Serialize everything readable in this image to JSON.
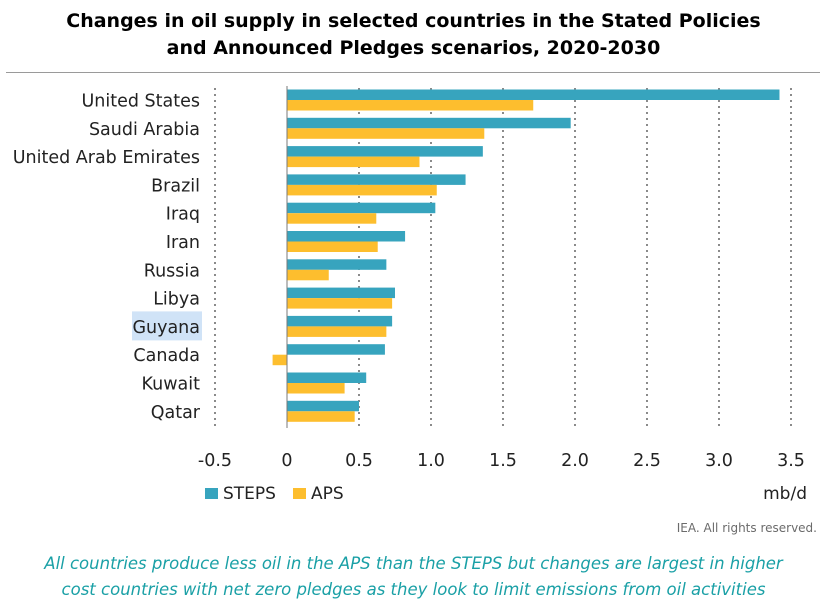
{
  "title_line1": "Changes in oil supply in selected countries in the Stated Policies",
  "title_line2": "and Announced Pledges scenarios, 2020-2030",
  "credit": "IEA. All rights reserved.",
  "caption_line1": "All countries produce less oil in the APS than the STEPS but changes are largest in higher",
  "caption_line2": "cost countries with net zero pledges as they look to limit emissions from oil activities",
  "colors": {
    "steps": "#37a4be",
    "aps": "#fdbe2e",
    "highlight": "#d0e3f7",
    "caption": "#1aa0a6"
  },
  "chart_data": {
    "type": "bar",
    "orientation": "horizontal",
    "categories": [
      "United States",
      "Saudi Arabia",
      "United Arab Emirates",
      "Brazil",
      "Iraq",
      "Iran",
      "Russia",
      "Libya",
      "Guyana",
      "Canada",
      "Kuwait",
      "Qatar"
    ],
    "highlighted_category": "Guyana",
    "series": [
      {
        "name": "STEPS",
        "values": [
          3.42,
          1.97,
          1.36,
          1.24,
          1.03,
          0.82,
          0.69,
          0.75,
          0.73,
          0.68,
          0.55,
          0.5
        ]
      },
      {
        "name": "APS",
        "values": [
          1.71,
          1.37,
          0.92,
          1.04,
          0.62,
          0.63,
          0.29,
          0.73,
          0.69,
          -0.1,
          0.4,
          0.47
        ]
      }
    ],
    "xlim": [
      -0.5,
      3.5
    ],
    "xticks": [
      "-0.5",
      "0",
      "0.5",
      "1.0",
      "1.5",
      "2.0",
      "2.5",
      "3.0",
      "3.5"
    ],
    "xunit": "mb/d",
    "grid": "vertical dashed",
    "legend": "bottom-left"
  }
}
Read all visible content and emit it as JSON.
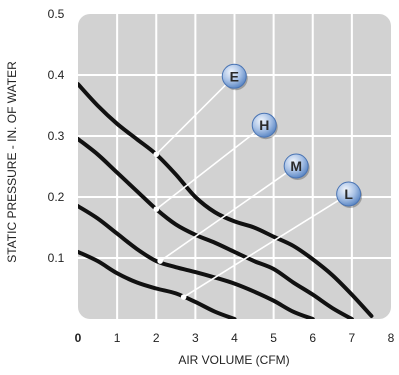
{
  "chart_data": {
    "type": "line",
    "xlabel": "AIR VOLUME (CFM)",
    "ylabel": "STATIC PRESSURE - IN. OF WATER",
    "xlim": [
      0,
      8
    ],
    "ylim": [
      0,
      0.5
    ],
    "x_ticks": [
      "0",
      "1",
      "2",
      "3",
      "4",
      "5",
      "6",
      "7",
      "8"
    ],
    "y_ticks": [
      "0.5",
      "0.4",
      "0.3",
      "0.2",
      "0.1"
    ],
    "grid": true,
    "background_color": "#d2d2d2",
    "line_color": "#111111",
    "badge_color": "#6f9ad3",
    "series": [
      {
        "name": "E",
        "x": [
          0,
          0.5,
          1.0,
          1.5,
          2.0,
          2.5,
          3.0,
          3.5,
          4.0,
          4.5,
          5.0,
          5.5,
          6.0,
          6.5,
          7.0,
          7.5
        ],
        "y": [
          0.385,
          0.35,
          0.32,
          0.295,
          0.27,
          0.237,
          0.2,
          0.175,
          0.16,
          0.15,
          0.135,
          0.12,
          0.098,
          0.072,
          0.04,
          0.005
        ]
      },
      {
        "name": "H",
        "x": [
          0,
          0.5,
          1.0,
          1.5,
          2.0,
          2.5,
          3.0,
          3.5,
          4.0,
          4.5,
          5.0,
          5.5,
          6.0,
          6.5,
          7.0
        ],
        "y": [
          0.295,
          0.27,
          0.24,
          0.21,
          0.18,
          0.155,
          0.138,
          0.125,
          0.11,
          0.095,
          0.082,
          0.06,
          0.04,
          0.018,
          0.0
        ]
      },
      {
        "name": "M",
        "x": [
          0,
          0.5,
          1.0,
          1.5,
          2.0,
          2.5,
          3.0,
          3.5,
          4.0,
          4.5,
          5.0,
          5.5,
          6.0
        ],
        "y": [
          0.185,
          0.165,
          0.14,
          0.115,
          0.095,
          0.085,
          0.077,
          0.068,
          0.058,
          0.045,
          0.03,
          0.012,
          0.0
        ]
      },
      {
        "name": "L",
        "x": [
          0,
          0.5,
          1.0,
          1.5,
          2.0,
          2.5,
          3.0,
          3.5,
          4.0
        ],
        "y": [
          0.11,
          0.095,
          0.075,
          0.06,
          0.05,
          0.042,
          0.028,
          0.012,
          0.0
        ]
      }
    ],
    "callouts": [
      {
        "label": "E",
        "point": [
          2.0,
          0.27
        ]
      },
      {
        "label": "H",
        "point": [
          2.0,
          0.18
        ]
      },
      {
        "label": "M",
        "point": [
          2.1,
          0.095
        ]
      },
      {
        "label": "L",
        "point": [
          2.7,
          0.036
        ]
      }
    ]
  }
}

§ **EXERCISE OBJECTIVE**
Word for word, quote the lines above. Omit the pictures.

§ **ANSWER TO THE TASK**
Serialize everything readable in this image to JSON.
{
  "title_line1": "Changes in oil supply in selected countries in the Stated Policies",
  "title_line2": "and Announced Pledges scenarios, 2020-2030",
  "credit": "IEA. All rights reserved.",
  "caption_line1": "All countries produce less oil in the APS than the STEPS but changes are largest in higher",
  "caption_line2": "cost countries with net zero pledges as they look to limit emissions from oil activities",
  "colors": {
    "steps": "#37a4be",
    "aps": "#fdbe2e",
    "highlight": "#d0e3f7",
    "caption": "#1aa0a6"
  },
  "chart_data": {
    "type": "bar",
    "orientation": "horizontal",
    "categories": [
      "United States",
      "Saudi Arabia",
      "United Arab Emirates",
      "Brazil",
      "Iraq",
      "Iran",
      "Russia",
      "Libya",
      "Guyana",
      "Canada",
      "Kuwait",
      "Qatar"
    ],
    "highlighted_category": "Guyana",
    "series": [
      {
        "name": "STEPS",
        "values": [
          3.42,
          1.97,
          1.36,
          1.24,
          1.03,
          0.82,
          0.69,
          0.75,
          0.73,
          0.68,
          0.55,
          0.5
        ]
      },
      {
        "name": "APS",
        "values": [
          1.71,
          1.37,
          0.92,
          1.04,
          0.62,
          0.63,
          0.29,
          0.73,
          0.69,
          -0.1,
          0.4,
          0.47
        ]
      }
    ],
    "xlim": [
      -0.5,
      3.5
    ],
    "xticks": [
      "-0.5",
      "0",
      "0.5",
      "1.0",
      "1.5",
      "2.0",
      "2.5",
      "3.0",
      "3.5"
    ],
    "xunit": "mb/d",
    "grid": "vertical dashed",
    "legend": "bottom-left"
  }
}
Read all visible content and emit it as JSON.
{
  "chart_data": {
    "type": "line",
    "xlabel": "AIR VOLUME (CFM)",
    "ylabel": "STATIC PRESSURE - IN. OF WATER",
    "xlim": [
      0,
      8
    ],
    "ylim": [
      0,
      0.5
    ],
    "x_ticks": [
      "0",
      "1",
      "2",
      "3",
      "4",
      "5",
      "6",
      "7",
      "8"
    ],
    "y_ticks": [
      "0.5",
      "0.4",
      "0.3",
      "0.2",
      "0.1"
    ],
    "grid": true,
    "background_color": "#d2d2d2",
    "line_color": "#111111",
    "badge_color": "#6f9ad3",
    "series": [
      {
        "name": "E",
        "x": [
          0,
          0.5,
          1.0,
          1.5,
          2.0,
          2.5,
          3.0,
          3.5,
          4.0,
          4.5,
          5.0,
          5.5,
          6.0,
          6.5,
          7.0,
          7.5
        ],
        "y": [
          0.385,
          0.35,
          0.32,
          0.295,
          0.27,
          0.237,
          0.2,
          0.175,
          0.16,
          0.15,
          0.135,
          0.12,
          0.098,
          0.072,
          0.04,
          0.005
        ]
      },
      {
        "name": "H",
        "x": [
          0,
          0.5,
          1.0,
          1.5,
          2.0,
          2.5,
          3.0,
          3.5,
          4.0,
          4.5,
          5.0,
          5.5,
          6.0,
          6.5,
          7.0
        ],
        "y": [
          0.295,
          0.27,
          0.24,
          0.21,
          0.18,
          0.155,
          0.138,
          0.125,
          0.11,
          0.095,
          0.082,
          0.06,
          0.04,
          0.018,
          0.0
        ]
      },
      {
        "name": "M",
        "x": [
          0,
          0.5,
          1.0,
          1.5,
          2.0,
          2.5,
          3.0,
          3.5,
          4.0,
          4.5,
          5.0,
          5.5,
          6.0
        ],
        "y": [
          0.185,
          0.165,
          0.14,
          0.115,
          0.095,
          0.085,
          0.077,
          0.068,
          0.058,
          0.045,
          0.03,
          0.012,
          0.0
        ]
      },
      {
        "name": "L",
        "x": [
          0,
          0.5,
          1.0,
          1.5,
          2.0,
          2.5,
          3.0,
          3.5,
          4.0
        ],
        "y": [
          0.11,
          0.095,
          0.075,
          0.06,
          0.05,
          0.042,
          0.028,
          0.012,
          0.0
        ]
      }
    ],
    "callouts": [
      {
        "label": "E",
        "point": [
          2.0,
          0.27
        ]
      },
      {
        "label": "H",
        "point": [
          2.0,
          0.18
        ]
      },
      {
        "label": "M",
        "point": [
          2.1,
          0.095
        ]
      },
      {
        "label": "L",
        "point": [
          2.7,
          0.036
        ]
      }
    ]
  }
}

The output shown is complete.